= What to do =
Each line containing the word "자유롭게" must be collected.

Saved data entries:
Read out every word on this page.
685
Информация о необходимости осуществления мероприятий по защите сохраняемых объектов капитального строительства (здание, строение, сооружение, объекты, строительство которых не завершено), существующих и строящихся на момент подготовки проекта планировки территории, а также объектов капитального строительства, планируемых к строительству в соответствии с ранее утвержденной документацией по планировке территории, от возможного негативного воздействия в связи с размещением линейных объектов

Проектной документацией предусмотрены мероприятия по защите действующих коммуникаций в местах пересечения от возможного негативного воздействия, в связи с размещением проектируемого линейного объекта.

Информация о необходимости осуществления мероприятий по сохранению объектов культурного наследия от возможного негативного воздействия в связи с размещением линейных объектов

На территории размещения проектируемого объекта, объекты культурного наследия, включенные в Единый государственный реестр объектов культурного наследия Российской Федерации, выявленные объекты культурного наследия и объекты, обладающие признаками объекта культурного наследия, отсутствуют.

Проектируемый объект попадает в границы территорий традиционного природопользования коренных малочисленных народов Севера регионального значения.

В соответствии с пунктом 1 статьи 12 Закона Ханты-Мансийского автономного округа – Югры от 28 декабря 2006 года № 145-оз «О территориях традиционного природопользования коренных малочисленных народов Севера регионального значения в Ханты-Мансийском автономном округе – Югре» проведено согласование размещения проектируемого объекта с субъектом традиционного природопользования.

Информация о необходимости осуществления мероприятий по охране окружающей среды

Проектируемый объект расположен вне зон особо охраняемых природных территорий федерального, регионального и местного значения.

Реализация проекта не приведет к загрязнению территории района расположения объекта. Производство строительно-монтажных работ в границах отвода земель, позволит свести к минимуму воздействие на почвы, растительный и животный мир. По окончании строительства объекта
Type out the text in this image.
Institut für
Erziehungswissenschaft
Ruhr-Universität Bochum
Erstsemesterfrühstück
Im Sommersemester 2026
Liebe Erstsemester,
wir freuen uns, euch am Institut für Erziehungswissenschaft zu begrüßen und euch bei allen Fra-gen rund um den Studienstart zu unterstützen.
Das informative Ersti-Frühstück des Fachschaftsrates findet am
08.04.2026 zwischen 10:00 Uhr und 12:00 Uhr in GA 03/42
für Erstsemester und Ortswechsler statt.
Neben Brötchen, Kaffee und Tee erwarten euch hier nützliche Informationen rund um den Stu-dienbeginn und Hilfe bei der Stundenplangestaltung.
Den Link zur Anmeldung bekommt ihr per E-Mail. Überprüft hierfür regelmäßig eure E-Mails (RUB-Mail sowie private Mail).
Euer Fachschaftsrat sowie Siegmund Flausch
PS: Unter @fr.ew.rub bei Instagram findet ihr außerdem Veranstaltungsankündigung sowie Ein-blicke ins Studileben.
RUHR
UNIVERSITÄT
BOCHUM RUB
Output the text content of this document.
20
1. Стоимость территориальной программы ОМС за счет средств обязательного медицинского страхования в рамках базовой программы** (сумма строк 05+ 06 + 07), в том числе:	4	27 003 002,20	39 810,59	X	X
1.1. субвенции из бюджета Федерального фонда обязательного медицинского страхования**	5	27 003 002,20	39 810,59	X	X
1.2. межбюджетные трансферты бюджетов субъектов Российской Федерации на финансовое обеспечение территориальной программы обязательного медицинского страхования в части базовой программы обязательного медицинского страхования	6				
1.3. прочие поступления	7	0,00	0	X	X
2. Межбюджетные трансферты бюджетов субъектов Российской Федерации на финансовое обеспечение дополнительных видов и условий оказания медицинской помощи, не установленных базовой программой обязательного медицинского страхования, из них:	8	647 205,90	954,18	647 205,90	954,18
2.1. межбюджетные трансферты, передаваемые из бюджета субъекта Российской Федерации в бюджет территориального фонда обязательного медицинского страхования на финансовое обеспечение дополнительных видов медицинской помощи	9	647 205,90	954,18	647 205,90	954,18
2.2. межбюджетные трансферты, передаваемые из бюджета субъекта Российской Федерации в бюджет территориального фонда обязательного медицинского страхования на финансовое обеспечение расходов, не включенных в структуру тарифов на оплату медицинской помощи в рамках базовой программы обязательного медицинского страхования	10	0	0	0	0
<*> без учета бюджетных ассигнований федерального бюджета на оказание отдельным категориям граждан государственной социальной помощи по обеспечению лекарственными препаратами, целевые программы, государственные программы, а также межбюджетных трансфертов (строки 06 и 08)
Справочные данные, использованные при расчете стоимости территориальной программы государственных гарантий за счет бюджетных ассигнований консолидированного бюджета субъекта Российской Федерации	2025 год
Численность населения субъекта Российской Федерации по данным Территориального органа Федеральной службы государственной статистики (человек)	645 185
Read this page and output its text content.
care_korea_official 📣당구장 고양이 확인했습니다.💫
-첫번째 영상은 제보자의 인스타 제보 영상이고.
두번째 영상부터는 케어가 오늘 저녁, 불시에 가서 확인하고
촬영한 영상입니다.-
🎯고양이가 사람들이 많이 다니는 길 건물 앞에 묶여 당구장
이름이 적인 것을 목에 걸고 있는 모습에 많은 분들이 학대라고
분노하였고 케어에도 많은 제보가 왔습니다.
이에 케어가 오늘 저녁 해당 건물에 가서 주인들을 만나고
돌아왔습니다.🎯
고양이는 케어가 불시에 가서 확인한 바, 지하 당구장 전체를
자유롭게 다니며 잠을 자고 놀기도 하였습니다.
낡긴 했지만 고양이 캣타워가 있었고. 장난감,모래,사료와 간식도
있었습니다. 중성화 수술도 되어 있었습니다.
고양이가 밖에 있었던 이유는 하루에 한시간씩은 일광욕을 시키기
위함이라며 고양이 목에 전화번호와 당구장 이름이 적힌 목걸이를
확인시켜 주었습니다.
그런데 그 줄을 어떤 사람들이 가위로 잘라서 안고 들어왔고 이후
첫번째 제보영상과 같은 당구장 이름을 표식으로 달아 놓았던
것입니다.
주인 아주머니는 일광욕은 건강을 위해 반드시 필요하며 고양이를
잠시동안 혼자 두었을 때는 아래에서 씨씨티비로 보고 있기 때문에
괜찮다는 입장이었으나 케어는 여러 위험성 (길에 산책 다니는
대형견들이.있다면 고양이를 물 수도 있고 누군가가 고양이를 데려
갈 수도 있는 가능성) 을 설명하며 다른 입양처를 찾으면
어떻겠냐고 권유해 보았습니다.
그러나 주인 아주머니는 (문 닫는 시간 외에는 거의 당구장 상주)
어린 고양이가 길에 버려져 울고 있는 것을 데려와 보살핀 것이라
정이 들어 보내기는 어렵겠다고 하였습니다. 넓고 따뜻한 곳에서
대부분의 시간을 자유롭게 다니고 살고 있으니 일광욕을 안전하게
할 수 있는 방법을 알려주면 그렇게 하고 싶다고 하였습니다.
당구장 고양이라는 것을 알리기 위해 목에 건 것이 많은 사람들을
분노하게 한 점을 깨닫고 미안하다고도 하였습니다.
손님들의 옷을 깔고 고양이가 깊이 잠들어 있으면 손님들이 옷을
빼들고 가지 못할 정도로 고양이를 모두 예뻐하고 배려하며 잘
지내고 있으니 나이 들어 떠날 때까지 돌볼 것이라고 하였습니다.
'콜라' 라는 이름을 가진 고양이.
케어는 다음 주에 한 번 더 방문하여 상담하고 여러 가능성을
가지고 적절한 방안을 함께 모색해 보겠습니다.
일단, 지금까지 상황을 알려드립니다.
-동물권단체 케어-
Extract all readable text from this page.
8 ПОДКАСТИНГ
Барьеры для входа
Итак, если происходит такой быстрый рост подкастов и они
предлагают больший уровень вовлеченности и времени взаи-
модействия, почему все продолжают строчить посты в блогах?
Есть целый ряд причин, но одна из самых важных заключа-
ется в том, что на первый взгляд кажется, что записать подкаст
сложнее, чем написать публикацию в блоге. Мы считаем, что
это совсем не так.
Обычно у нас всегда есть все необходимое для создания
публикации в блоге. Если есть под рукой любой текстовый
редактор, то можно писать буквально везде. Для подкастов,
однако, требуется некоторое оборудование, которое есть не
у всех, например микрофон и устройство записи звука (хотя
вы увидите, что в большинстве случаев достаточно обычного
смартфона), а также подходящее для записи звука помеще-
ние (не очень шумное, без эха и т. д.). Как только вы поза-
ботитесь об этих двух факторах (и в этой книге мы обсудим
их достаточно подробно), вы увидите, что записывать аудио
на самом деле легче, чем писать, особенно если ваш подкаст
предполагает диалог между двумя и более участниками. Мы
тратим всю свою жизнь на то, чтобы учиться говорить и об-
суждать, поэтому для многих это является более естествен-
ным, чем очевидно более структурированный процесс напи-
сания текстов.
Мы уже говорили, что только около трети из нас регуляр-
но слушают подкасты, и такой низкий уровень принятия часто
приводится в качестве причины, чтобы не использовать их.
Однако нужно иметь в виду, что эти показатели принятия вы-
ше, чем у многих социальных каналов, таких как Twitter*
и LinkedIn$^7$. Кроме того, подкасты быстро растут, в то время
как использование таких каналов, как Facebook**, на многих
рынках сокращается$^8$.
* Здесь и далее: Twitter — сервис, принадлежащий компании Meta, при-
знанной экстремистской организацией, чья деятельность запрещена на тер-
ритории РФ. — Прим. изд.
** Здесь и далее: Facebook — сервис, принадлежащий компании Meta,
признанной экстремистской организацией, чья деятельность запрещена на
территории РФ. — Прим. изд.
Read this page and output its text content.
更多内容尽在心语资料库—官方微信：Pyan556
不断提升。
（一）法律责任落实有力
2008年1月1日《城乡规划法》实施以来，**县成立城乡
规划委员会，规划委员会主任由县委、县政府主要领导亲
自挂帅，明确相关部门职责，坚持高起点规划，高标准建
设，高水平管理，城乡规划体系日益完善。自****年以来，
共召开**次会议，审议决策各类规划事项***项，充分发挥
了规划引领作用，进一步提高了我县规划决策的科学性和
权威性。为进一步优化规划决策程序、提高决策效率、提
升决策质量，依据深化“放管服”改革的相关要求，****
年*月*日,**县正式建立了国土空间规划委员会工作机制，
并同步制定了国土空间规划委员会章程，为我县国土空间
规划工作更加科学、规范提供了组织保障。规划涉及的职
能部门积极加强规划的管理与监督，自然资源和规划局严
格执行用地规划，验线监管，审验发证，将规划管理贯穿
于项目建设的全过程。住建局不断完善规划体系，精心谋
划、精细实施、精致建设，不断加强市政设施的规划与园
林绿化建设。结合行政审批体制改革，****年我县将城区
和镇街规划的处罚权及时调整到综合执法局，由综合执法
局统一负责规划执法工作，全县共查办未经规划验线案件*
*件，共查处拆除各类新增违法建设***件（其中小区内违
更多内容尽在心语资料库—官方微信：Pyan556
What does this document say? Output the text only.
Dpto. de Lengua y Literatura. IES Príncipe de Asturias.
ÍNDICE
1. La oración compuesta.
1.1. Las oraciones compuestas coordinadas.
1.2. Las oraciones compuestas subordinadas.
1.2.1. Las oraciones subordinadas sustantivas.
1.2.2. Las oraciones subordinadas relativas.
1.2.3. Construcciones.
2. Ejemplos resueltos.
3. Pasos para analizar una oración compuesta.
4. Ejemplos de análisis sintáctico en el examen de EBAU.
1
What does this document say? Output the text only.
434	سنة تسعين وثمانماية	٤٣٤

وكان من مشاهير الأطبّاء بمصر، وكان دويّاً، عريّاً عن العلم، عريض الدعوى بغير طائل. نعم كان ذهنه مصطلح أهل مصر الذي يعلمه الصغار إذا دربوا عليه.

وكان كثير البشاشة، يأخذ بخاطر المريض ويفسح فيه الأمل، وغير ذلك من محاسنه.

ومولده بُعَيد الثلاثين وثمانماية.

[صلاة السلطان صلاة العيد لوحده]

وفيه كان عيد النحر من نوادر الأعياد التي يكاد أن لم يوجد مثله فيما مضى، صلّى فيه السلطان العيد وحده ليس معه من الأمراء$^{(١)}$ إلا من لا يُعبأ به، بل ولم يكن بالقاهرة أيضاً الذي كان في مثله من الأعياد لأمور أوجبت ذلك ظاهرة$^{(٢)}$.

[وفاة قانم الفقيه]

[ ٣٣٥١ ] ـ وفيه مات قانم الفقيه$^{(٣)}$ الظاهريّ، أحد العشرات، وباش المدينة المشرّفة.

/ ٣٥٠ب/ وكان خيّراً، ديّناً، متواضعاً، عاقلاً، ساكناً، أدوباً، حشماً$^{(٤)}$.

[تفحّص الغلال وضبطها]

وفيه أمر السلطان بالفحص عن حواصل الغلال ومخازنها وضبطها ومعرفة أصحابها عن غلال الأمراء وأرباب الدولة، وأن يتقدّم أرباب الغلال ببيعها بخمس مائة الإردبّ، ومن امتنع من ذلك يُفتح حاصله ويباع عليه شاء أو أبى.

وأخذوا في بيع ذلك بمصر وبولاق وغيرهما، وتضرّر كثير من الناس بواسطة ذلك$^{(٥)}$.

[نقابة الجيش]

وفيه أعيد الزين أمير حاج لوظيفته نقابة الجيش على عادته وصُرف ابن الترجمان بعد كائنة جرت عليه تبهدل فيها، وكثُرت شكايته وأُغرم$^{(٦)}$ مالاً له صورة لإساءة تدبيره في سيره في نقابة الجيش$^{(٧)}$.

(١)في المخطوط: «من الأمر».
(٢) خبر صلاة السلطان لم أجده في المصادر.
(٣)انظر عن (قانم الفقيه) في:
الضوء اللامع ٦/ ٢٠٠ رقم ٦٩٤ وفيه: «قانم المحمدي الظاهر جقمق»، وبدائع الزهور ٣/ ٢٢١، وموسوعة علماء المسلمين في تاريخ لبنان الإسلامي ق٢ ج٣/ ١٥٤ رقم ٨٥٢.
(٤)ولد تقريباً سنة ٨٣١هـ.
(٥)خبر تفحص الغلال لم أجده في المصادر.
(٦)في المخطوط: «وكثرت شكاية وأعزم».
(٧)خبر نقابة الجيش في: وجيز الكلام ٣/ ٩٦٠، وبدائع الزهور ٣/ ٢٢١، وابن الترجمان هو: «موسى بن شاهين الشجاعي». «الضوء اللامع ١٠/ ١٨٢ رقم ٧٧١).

= Reply =
자유롭게 다니며 잠을 자고 놀기도 하였습니다.
대부분의 시간을 자유롭게 다니고 살고 있으니 일광욕을 안전하게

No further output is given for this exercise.